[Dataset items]
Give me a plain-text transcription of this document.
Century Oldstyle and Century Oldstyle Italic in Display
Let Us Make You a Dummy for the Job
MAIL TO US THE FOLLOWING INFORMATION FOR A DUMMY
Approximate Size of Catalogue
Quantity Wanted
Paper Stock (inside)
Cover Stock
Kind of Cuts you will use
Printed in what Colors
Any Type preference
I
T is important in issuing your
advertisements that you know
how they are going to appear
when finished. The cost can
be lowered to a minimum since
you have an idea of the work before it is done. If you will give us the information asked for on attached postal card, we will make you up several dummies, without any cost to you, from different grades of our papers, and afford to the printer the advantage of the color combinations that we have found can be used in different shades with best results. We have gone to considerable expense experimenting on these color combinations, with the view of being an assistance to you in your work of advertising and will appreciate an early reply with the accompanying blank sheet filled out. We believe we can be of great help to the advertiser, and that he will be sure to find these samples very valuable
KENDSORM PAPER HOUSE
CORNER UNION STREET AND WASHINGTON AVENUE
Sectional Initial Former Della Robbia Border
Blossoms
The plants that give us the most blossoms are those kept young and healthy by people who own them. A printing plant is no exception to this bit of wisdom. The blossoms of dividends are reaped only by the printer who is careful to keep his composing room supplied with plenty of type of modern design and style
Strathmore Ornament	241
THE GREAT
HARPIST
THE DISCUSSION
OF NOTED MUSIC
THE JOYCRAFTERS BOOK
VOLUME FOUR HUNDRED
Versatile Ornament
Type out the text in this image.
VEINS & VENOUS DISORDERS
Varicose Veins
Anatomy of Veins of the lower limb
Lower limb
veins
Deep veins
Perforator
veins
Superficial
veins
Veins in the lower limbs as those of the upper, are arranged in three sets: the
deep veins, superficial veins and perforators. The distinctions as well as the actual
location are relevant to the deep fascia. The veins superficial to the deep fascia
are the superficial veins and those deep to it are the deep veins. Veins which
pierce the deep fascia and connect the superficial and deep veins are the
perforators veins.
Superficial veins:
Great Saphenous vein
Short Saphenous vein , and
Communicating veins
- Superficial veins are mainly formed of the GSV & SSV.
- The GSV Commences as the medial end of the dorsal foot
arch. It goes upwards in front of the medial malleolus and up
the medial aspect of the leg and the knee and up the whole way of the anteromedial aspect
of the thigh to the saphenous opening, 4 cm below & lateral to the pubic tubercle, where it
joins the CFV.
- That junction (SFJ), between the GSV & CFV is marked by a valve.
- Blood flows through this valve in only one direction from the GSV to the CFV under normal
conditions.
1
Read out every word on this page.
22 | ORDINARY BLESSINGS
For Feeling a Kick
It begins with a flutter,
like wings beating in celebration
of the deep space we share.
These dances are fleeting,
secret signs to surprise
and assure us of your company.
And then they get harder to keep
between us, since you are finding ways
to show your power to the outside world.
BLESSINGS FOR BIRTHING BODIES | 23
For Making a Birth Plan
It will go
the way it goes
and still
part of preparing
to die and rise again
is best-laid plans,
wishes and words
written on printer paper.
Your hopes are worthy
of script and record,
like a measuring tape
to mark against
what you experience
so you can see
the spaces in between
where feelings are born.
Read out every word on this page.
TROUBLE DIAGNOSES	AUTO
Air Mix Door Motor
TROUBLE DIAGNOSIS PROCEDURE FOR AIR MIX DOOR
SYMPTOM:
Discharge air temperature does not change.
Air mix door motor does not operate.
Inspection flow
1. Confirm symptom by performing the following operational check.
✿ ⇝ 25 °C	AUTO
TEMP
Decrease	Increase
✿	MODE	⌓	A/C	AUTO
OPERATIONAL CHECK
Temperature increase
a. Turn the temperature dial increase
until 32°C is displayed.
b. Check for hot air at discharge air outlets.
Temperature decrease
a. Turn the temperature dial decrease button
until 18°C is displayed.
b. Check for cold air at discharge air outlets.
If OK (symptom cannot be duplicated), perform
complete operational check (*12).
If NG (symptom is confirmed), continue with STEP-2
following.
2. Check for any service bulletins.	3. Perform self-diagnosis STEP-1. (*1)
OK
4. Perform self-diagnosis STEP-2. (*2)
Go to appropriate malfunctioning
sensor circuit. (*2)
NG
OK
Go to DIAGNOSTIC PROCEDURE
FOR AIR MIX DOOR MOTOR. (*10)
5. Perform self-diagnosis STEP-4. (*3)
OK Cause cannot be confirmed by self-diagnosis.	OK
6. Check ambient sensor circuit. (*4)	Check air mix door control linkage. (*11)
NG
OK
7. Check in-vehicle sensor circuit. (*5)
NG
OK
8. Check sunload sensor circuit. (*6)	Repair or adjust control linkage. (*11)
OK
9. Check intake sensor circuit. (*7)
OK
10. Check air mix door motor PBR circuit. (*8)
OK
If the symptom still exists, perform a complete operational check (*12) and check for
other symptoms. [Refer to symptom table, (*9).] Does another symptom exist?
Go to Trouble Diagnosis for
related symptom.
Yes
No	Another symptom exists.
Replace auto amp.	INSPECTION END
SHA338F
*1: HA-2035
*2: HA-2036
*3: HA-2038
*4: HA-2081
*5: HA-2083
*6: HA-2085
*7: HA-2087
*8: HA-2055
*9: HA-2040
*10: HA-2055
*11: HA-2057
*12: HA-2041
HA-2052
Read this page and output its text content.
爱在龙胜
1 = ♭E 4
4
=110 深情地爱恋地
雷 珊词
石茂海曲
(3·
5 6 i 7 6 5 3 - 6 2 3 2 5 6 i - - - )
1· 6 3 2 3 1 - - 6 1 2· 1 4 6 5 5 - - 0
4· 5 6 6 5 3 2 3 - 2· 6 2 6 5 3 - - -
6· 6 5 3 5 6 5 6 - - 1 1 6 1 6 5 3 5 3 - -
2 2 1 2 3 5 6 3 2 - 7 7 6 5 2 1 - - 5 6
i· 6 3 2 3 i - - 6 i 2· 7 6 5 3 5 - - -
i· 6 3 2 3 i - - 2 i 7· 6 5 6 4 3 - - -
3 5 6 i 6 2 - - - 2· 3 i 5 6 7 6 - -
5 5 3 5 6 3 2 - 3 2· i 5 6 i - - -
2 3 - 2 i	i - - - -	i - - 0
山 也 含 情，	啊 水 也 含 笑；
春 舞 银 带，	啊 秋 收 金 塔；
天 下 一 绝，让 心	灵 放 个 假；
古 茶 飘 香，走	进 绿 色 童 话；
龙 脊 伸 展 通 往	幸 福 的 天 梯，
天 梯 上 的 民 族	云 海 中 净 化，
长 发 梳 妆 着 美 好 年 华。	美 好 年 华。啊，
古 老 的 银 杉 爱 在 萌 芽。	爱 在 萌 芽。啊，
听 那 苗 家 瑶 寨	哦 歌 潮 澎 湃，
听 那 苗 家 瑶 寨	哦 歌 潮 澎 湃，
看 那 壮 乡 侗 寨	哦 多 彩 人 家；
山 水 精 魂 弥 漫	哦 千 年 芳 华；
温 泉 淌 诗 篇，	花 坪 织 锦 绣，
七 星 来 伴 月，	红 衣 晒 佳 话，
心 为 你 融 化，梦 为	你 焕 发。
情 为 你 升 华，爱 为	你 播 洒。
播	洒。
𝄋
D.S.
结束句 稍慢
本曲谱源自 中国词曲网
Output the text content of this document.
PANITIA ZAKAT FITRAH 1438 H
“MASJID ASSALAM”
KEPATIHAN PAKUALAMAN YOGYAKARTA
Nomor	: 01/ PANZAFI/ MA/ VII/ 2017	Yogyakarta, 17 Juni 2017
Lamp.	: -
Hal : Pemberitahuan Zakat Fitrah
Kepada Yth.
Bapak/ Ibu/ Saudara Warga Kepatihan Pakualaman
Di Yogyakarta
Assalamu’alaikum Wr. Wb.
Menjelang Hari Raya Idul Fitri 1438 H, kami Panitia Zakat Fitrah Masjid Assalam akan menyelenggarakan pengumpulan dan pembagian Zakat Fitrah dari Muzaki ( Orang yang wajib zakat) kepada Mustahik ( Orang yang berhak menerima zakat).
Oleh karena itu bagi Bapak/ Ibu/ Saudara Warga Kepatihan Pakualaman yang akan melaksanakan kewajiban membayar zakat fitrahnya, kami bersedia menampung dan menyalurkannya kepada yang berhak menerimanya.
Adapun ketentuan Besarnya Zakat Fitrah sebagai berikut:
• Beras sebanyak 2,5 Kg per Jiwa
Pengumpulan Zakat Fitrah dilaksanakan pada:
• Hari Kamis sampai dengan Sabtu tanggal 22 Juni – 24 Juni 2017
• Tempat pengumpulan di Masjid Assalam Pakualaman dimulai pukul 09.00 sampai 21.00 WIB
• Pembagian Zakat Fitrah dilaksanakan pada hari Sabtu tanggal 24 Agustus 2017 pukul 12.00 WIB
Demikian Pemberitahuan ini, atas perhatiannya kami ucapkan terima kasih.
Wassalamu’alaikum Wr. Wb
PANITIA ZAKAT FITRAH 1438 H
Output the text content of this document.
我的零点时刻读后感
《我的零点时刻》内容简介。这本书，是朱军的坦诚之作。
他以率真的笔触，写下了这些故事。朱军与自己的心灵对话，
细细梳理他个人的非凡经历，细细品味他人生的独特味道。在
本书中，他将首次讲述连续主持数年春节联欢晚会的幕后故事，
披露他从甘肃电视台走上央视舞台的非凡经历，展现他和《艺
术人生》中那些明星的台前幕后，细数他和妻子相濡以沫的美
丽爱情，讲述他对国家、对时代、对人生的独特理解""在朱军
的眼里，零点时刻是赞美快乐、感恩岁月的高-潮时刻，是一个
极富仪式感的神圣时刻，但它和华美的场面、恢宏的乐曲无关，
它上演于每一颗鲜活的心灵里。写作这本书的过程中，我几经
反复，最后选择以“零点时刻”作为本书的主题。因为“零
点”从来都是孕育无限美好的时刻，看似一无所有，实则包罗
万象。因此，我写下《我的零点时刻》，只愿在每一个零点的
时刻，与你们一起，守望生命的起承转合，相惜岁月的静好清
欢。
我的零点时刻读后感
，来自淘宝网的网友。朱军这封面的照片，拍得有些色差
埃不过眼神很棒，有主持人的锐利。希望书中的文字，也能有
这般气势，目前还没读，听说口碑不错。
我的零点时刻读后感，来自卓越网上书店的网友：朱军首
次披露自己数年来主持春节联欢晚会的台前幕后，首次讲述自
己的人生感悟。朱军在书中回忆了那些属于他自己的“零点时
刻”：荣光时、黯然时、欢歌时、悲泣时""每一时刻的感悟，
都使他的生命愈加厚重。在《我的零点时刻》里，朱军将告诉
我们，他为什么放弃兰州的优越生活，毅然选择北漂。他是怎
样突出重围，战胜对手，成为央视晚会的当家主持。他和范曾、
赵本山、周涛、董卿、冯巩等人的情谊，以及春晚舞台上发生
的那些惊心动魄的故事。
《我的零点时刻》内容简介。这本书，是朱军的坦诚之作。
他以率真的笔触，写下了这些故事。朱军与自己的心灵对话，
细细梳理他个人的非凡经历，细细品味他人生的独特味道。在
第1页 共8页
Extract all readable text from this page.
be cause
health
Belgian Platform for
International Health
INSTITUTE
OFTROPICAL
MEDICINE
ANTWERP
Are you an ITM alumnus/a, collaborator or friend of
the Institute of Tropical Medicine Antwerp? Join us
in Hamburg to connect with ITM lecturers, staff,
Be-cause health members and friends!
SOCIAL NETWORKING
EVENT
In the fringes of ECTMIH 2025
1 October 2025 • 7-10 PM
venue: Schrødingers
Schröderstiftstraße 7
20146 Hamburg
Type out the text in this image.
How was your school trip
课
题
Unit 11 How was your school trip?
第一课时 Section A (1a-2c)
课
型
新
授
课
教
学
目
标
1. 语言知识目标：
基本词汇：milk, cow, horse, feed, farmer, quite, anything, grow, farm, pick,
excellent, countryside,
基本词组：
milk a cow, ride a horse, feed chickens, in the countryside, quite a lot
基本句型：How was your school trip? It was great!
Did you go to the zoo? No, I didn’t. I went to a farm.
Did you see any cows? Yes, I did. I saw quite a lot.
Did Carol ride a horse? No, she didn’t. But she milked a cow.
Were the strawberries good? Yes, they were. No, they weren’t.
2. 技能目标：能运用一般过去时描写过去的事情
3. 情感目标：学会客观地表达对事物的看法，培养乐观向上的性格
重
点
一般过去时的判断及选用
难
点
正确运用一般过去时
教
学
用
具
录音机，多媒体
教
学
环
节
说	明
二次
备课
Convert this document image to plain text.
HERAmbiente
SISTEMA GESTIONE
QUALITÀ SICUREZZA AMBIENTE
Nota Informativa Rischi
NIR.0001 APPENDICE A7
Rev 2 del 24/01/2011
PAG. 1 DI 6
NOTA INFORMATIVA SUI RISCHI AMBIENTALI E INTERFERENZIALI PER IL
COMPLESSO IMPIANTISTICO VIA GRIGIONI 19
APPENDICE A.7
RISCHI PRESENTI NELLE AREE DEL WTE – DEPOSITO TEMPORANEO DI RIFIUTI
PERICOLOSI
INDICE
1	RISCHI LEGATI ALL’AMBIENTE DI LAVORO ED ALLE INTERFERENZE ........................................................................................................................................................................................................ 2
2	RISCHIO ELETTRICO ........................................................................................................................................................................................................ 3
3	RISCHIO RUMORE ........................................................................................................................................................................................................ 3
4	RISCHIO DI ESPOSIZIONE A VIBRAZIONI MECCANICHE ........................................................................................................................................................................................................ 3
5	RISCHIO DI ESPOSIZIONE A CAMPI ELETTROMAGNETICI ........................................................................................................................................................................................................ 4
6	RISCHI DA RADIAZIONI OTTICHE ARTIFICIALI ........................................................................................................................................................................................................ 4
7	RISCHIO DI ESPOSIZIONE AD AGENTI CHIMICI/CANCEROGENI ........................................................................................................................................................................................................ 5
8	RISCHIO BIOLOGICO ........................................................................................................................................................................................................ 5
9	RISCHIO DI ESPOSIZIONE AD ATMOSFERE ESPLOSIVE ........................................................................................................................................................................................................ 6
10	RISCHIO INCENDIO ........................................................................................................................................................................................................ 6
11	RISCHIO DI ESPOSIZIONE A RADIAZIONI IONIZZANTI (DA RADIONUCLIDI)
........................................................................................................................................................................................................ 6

[THE PROBLEM]
Copy all lines from the entries that contain the word "feed".

[EXERCISE SOLUTION]
基本词汇：milk, cow, horse, feed, farmer, quite, anything, grow, farm, pick,
milk a cow, ride a horse, feed chickens, in the countryside, quite a lot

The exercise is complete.